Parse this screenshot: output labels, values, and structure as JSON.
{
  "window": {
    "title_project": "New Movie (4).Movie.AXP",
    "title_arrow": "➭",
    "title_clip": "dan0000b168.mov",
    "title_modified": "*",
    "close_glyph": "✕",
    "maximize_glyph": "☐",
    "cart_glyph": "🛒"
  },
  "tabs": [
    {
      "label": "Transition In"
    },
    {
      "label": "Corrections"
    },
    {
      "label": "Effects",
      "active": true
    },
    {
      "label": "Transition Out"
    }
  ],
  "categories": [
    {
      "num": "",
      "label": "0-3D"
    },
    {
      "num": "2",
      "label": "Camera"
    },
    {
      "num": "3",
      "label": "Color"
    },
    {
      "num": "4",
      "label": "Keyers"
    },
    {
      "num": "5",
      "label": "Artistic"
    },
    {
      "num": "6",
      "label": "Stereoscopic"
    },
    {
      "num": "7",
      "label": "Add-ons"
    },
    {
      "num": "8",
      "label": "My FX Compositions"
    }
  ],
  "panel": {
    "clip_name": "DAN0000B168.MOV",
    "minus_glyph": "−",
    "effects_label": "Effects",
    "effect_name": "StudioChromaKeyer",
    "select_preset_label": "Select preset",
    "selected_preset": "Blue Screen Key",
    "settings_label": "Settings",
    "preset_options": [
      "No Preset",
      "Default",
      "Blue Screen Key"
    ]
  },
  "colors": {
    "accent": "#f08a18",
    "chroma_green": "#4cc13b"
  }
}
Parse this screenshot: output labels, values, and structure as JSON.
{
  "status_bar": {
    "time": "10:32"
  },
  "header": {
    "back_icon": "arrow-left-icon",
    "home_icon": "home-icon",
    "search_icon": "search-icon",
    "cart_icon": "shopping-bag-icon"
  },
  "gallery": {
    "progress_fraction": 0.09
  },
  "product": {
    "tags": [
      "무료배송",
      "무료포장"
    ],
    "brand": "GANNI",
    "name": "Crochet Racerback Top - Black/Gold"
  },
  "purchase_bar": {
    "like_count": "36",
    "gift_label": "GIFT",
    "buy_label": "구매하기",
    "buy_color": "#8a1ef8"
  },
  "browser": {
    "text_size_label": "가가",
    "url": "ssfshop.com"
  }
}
--
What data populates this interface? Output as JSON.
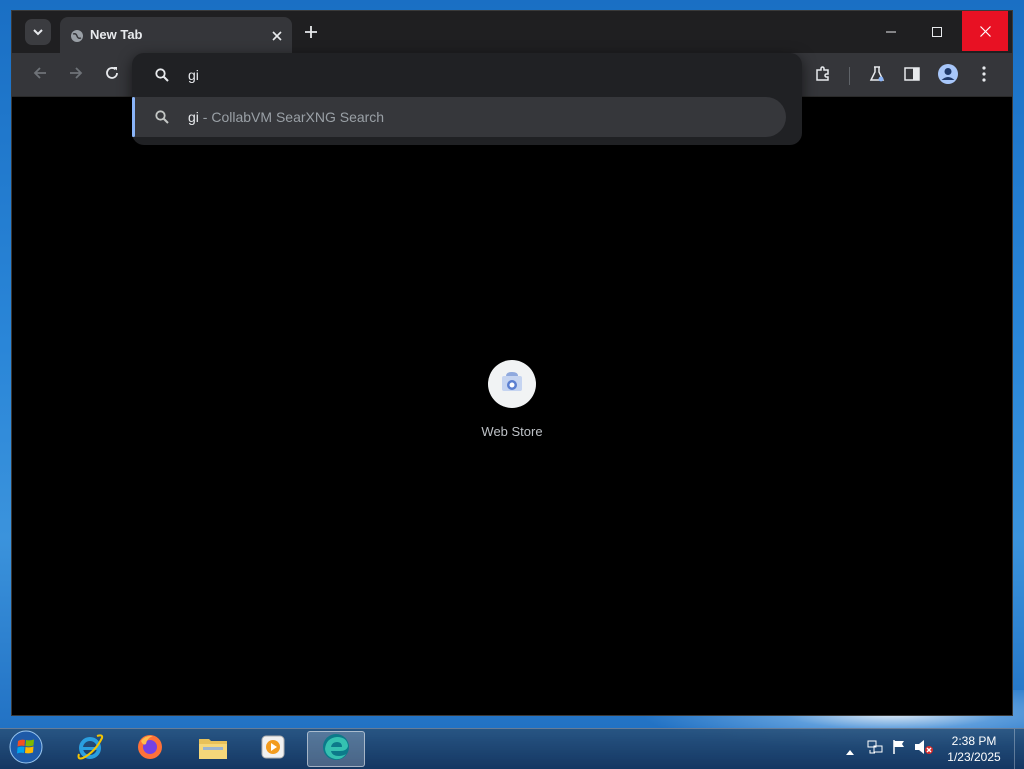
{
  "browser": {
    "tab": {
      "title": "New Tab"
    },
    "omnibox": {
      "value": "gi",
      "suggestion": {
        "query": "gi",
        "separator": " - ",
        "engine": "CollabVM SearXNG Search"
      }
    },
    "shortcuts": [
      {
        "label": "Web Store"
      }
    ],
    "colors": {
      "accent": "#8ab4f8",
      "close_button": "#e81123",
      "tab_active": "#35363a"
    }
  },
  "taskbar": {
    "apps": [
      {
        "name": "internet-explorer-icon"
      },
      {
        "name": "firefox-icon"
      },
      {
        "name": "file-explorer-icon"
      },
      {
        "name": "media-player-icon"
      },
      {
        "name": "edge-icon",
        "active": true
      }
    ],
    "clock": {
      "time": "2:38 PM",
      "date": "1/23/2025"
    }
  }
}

# What is needed
List the lines of the entries that include "Transition".

# Solved exercise
      "label": "Transition In"
      "label": "Transition Out"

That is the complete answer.